## start
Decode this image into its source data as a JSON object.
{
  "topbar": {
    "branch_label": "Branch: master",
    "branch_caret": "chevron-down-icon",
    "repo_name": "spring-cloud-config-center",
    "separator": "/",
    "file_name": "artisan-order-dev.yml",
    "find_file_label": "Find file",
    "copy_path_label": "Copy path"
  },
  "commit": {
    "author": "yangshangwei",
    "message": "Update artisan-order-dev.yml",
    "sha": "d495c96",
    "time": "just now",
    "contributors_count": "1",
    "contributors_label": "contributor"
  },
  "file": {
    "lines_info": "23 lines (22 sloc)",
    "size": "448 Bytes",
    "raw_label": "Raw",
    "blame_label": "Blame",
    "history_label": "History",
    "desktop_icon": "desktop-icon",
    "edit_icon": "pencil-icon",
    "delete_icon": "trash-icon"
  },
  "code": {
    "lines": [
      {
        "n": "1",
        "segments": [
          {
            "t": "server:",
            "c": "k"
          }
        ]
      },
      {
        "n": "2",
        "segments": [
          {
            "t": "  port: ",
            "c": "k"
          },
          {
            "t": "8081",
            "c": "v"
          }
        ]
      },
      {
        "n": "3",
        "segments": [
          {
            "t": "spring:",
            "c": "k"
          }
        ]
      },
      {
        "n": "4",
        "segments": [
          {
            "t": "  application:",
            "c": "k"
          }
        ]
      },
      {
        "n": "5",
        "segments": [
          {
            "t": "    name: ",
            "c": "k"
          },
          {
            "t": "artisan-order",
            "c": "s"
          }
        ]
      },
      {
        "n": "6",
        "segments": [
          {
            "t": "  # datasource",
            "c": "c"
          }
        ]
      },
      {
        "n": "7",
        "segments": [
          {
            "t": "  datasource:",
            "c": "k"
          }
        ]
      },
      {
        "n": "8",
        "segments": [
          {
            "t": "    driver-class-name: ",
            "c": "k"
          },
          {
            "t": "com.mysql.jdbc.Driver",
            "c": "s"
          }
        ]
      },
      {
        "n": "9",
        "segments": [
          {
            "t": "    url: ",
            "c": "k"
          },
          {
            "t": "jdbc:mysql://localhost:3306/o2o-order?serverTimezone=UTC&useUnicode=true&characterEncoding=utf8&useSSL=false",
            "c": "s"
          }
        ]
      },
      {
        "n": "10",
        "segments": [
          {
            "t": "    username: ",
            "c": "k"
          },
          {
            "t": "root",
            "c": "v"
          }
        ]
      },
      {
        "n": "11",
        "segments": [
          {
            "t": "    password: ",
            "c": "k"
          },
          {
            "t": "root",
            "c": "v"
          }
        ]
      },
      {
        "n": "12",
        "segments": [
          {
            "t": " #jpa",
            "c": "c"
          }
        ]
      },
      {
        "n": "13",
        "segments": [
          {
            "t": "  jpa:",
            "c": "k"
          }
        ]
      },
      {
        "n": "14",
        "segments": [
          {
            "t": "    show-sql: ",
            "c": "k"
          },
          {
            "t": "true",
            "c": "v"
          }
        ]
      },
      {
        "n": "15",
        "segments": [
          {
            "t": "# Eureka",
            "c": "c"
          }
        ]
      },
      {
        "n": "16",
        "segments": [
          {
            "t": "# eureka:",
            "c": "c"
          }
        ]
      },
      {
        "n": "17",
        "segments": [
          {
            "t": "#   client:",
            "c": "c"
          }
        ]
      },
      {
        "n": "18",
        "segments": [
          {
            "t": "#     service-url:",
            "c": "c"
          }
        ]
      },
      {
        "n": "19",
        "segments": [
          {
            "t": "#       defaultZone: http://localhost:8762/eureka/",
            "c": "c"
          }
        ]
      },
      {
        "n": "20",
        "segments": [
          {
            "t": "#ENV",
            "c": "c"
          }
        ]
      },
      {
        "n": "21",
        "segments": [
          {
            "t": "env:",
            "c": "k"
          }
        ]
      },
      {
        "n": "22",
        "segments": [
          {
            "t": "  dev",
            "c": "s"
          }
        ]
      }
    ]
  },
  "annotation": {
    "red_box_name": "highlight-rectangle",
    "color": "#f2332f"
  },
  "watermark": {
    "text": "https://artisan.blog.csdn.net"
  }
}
## end
Set exercise. Out of the material above, gather each line where "jdbc" appears.

Solution to this exercise.
            "t": "com.mysql.jdbc.Driver",
            "t": "jdbc:mysql://localhost:3306/o2o-order?serverTimezone=UTC&useUnicode=true&characterEncoding=utf8&useSSL=false",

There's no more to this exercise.